* [WHAT YOU HAVE TO DO] Tell how many lines in the data below hold the string "커리큘럼"; give nothing but the number.

** BEGIN INPUT RECORDS **

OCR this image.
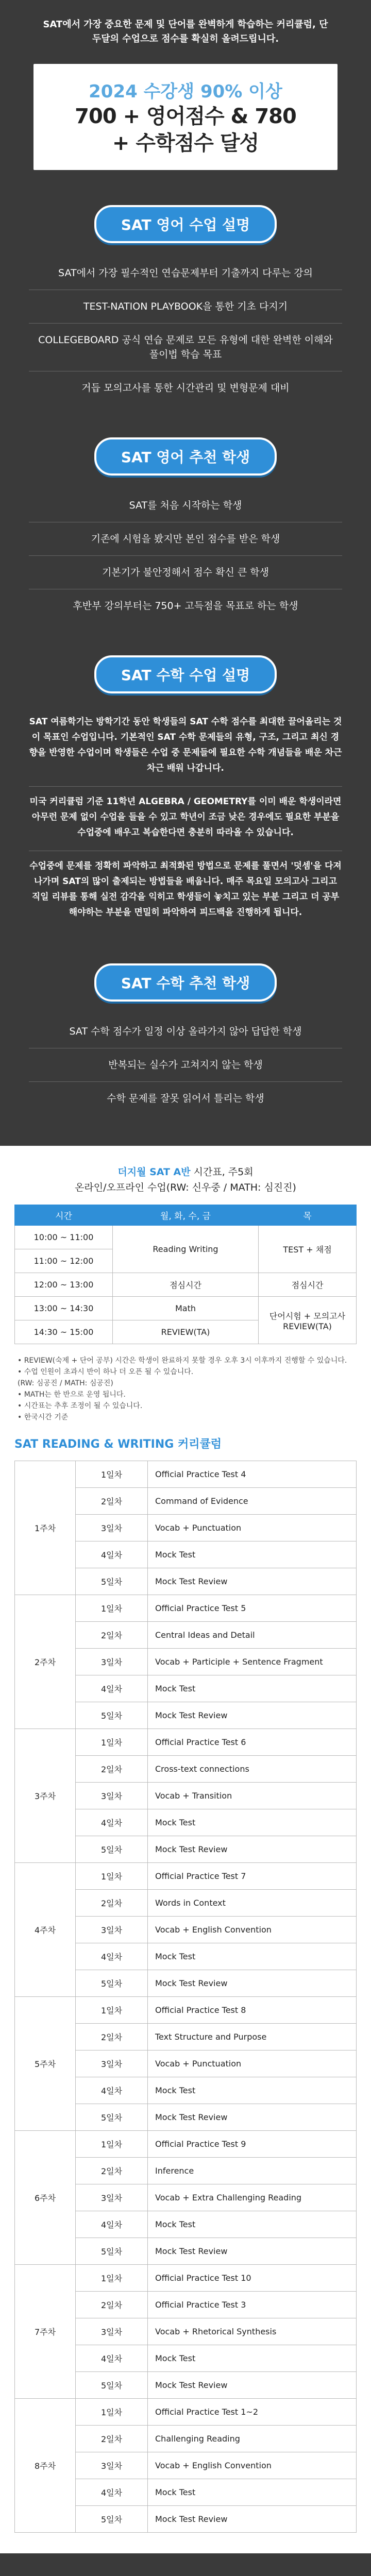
SAT에서 가장 중요한 문제 및 단어를 완벽하게 학습하는 커리큘럼, 단 두달의 수업으로 점수를 확실히 올려드립니다.

2024 수강생 90% 이상
700 + 영어점수 & 780
+ 수학점수 달성
SAT 영어 수업 설명
SAT에서 가장 필수적인 연습문제부터 기출까지 다루는 강의
TEST-NATION PLAYBOOK을 통한 기초 다지기
COLLEGEBOARD 공식 연습 문제로 모든 유형에 대한 완벽한 이해와 풀이법 학습 목표
거듭 모의고사를 통한 시간관리 및 변형문제 대비
SAT 영어 추천 학생
SAT를 처음 시작하는 학생
기존에 시험을 봤지만 본인 점수를 받은 학생
기본기가 불안정해서 점수 확신 큰 학생
후반부 강의부터는 750+ 고득점을 목표로 하는 학생
SAT 수학 수업 설명

SAT 여름학기는 방학기간 동안 학생들의 SAT 수학 점수를 최대한 끌어올리는 것이 목표인 수업입니다. 기본적인 SAT 수학 문제들의 유형, 구조, 그리고 최신 경향을 반영한 수업이며 학생들은 수업 중 문제들에 필요한 수학 개념들을 배운 차근차근 배워 나갑니다.

미국 커리큘럼 기준 11학년 ALGEBRA / GEOMETRY를 이미 배운 학생이라면 아무런 문제 없이 수업을 들을 수 있고 학년이 조금 낮은 경우에도 필요한 부분을 수업중에 배우고 복습한다면 충분히 따라올 수 있습니다.

수업중에 문제를 정확히 파악하고 최적화된 방법으로 문제를 풀면서 '덧셈'을 다져 나가며 SAT의 많이 출제되는 방법들을 배웁니다. 매주 목요일 모의고사 그리고 직일 리뷰를 통해 실전 감각을 익히고 학생들이 놓치고 있는 부분 그리고 더 공부해야하는 부분을 면밀히 파악하여 피드백을 진행하게 됩니다.

SAT 수학 추천 학생
SAT 수학 점수가 일정 이상 올라가지 않아 답답한 학생
반복되는 실수가 고쳐지지 않는 학생
수학 문제를 잘못 읽어서 틀리는 학생
더지월 SAT A반 시간표, 주5회
온라인/오프라인 수업(RW: 신우중 / MATH: 심진진)
시간	월, 화, 수, 금	목
10:00 ~ 11:00	Reading Writing	TEST + 채점
11:00 ~ 12:00		
12:00 ~ 13:00	점심시간	점심시간
13:00 ~ 14:30	Math	단어시험 + 모의고사 REVIEW(TA)
14:30 ~ 15:00	REVIEW(TA)	

• REVIEW(숙제 + 단어 공부) 시간은 학생이 완료하지 못할 경우 오후 3시 이후까지 진행할 수 있습니다.

• 수업 인원이 초과시 반이 하나 더 오픈 될 수 있습니다.

(RW: 심공진 / MATH: 심공진)

• MATH는 한 반으로 운영 됩니다.

• 시간표는 추후 조정이 될 수 있습니다.

• 한국시간 기준

SAT READING & WRITING 커리큘럼
1주차	1일차	Official Practice Test 4
	2일차	Command of Evidence
	3일차	Vocab + Punctuation
	4일차	Mock Test
	5일차	Mock Test Review
2주차	1일차	Official Practice Test 5
	2일차	Central Ideas and Detail
	3일차	Vocab + Participle + Sentence Fragment
	4일차	Mock Test
	5일차	Mock Test Review
3주차	1일차	Official Practice Test 6
	2일차	Cross-text connections
	3일차	Vocab + Transition
	4일차	Mock Test
	5일차	Mock Test Review
4주차	1일차	Official Practice Test 7
	2일차	Words in Context
	3일차	Vocab + English Convention
	4일차	Mock Test
	5일차	Mock Test Review
5주차	1일차	Official Practice Test 8
	2일차	Text Structure and Purpose
	3일차	Vocab + Punctuation
	4일차	Mock Test
	5일차	Mock Test Review
6주차	1일차	Official Practice Test 9
	2일차	Inference
	3일차	Vocab + Extra Challenging Reading
	4일차	Mock Test
	5일차	Mock Test Review
7주차	1일차	Official Practice Test 10
	2일차	Official Practice Test 3
	3일차	Vocab + Rhetorical Synthesis
	4일차	Mock Test
	5일차	Mock Test Review
8주차	1일차	Official Practice Test 1~2
	2일차	Challenging Reading
	3일차	Vocab + English Convention
	4일차	Mock Test
	5일차	Mock Test Review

** END INPUT RECORDS **

* [REPLY] 3